Exercise:
Retype the material in full, keeping every word the same.
------------------------
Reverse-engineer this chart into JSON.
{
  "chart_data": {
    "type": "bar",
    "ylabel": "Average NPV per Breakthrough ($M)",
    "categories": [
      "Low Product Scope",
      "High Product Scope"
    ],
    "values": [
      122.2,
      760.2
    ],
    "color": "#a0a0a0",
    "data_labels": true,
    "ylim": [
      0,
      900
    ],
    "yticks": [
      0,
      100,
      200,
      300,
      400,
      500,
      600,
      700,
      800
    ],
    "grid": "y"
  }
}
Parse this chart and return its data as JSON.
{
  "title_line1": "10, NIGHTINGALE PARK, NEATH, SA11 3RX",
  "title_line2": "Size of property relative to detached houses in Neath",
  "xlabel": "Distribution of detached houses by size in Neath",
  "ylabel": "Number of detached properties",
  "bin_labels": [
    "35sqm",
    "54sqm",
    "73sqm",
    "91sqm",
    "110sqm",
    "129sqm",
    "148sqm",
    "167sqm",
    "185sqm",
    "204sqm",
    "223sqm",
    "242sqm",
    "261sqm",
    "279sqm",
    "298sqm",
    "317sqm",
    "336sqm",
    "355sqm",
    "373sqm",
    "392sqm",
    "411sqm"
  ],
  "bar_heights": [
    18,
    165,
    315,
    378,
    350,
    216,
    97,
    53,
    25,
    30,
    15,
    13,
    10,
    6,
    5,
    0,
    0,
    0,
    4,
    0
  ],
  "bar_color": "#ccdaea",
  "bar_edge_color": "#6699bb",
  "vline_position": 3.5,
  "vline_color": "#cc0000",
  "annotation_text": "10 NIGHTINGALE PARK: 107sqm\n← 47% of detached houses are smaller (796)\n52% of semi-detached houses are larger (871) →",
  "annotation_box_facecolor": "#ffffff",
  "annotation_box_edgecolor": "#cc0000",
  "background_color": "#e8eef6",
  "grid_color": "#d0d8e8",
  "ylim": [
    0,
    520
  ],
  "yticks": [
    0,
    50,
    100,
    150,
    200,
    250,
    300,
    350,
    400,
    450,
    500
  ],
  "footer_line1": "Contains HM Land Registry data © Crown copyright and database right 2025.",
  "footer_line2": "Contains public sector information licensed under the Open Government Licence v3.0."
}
------------------------
Result below:
Reverse-engineer this chart into JSON.
{
  "chart_data": {
    "type": "bar",
    "ylabel": "Average NPV per Breakthrough ($M)",
    "categories": [
      "Low Product Scope",
      "High Product Scope"
    ],
    "values": [
      122.2,
      760.2
    ],
    "color": "#a0a0a0",
    "data_labels": true,
    "ylim": [
      0,
      900
    ],
    "yticks": [
      0,
      100,
      200,
      300,
      400,
      500,
      600,
      700,
      800
    ],
    "grid": "y"
  }
}
Parse this chart and return its data as JSON.
{
  "title_line1": "10, NIGHTINGALE PARK, NEATH, SA11 3RX",
  "title_line2": "Size of property relative to detached houses in Neath",
  "xlabel": "Distribution of detached houses by size in Neath",
  "ylabel": "Number of detached properties",
  "bin_labels": [
    "35sqm",
    "54sqm",
    "73sqm",
    "91sqm",
    "110sqm",
    "129sqm",
    "148sqm",
    "167sqm",
    "185sqm",
    "204sqm",
    "223sqm",
    "242sqm",
    "261sqm",
    "279sqm",
    "298sqm",
    "317sqm",
    "336sqm",
    "355sqm",
    "373sqm",
    "392sqm",
    "411sqm"
  ],
  "bar_heights": [
    18,
    165,
    315,
    378,
    350,
    216,
    97,
    53,
    25,
    30,
    15,
    13,
    10,
    6,
    5,
    0,
    0,
    0,
    4,
    0
  ],
  "bar_color": "#ccdaea",
  "bar_edge_color": "#6699bb",
  "vline_position": 3.5,
  "vline_color": "#cc0000",
  "annotation_text": "10 NIGHTINGALE PARK: 107sqm\n← 47% of detached houses are smaller (796)\n52% of semi-detached houses are larger (871) →",
  "annotation_box_facecolor": "#ffffff",
  "annotation_box_edgecolor": "#cc0000",
  "background_color": "#e8eef6",
  "grid_color": "#d0d8e8",
  "ylim": [
    0,
    520
  ],
  "yticks": [
    0,
    50,
    100,
    150,
    200,
    250,
    300,
    350,
    400,
    450,
    500
  ],
  "footer_line1": "Contains HM Land Registry data © Crown copyright and database right 2025.",
  "footer_line2": "Contains public sector information licensed under the Open Government Licence v3.0."
}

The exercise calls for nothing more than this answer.